#### PROMPT:
Locate every line below that contains the word "marker" and copy it.
§
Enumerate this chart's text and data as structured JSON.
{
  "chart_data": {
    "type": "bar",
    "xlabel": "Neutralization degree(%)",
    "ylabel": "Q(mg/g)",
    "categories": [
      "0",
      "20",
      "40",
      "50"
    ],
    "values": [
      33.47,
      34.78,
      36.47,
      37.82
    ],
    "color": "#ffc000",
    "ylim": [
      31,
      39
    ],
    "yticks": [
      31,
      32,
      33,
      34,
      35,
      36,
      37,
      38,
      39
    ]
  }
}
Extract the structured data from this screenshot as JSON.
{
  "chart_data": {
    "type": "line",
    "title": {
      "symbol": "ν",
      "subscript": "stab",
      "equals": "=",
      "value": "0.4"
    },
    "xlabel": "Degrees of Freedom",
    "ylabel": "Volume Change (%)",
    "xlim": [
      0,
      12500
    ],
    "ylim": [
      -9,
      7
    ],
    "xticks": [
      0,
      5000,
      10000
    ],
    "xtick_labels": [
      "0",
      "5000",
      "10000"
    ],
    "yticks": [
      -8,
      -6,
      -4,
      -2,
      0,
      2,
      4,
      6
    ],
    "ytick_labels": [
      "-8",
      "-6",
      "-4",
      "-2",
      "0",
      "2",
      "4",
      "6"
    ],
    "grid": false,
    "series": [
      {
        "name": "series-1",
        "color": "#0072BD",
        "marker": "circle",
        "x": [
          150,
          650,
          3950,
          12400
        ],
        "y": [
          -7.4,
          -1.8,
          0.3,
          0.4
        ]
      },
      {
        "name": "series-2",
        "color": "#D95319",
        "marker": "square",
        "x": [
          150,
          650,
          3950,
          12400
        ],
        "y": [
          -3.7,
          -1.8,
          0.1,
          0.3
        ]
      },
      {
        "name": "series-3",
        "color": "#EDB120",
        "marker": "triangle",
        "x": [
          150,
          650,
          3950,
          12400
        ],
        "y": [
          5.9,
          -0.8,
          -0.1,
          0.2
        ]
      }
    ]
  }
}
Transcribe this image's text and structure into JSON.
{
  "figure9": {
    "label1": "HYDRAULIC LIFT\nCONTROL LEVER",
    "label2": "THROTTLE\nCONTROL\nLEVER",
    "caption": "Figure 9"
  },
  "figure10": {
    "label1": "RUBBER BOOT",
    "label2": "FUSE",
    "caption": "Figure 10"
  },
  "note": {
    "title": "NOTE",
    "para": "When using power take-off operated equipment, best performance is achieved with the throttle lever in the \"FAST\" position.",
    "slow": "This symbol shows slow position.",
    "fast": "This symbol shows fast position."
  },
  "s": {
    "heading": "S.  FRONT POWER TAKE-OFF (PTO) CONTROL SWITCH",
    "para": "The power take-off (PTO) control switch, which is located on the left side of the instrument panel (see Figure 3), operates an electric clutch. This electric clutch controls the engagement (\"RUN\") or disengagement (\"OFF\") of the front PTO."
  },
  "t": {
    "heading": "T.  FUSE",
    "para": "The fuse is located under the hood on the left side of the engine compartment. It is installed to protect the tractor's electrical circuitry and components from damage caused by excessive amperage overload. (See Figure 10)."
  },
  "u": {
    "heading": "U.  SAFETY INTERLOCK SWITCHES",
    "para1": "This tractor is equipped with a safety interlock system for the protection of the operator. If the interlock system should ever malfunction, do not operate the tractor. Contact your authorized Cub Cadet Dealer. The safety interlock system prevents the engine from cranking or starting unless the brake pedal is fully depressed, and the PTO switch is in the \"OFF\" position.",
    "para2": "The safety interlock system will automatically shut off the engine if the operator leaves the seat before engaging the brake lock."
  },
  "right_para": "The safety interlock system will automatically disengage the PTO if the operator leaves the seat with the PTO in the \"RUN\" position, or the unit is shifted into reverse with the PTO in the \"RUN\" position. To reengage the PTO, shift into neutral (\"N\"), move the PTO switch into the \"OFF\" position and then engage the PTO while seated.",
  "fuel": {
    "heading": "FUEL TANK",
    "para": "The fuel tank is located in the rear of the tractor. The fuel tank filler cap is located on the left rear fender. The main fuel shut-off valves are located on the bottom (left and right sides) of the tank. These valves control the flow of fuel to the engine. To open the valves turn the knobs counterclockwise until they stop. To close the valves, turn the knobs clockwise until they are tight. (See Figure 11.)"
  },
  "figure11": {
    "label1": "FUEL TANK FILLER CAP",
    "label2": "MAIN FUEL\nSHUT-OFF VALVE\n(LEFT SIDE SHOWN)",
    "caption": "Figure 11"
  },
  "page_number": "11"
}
§
#### WRITTEN RESPONSE:
        "marker": "circle",
        "marker": "square",
        "marker": "triangle",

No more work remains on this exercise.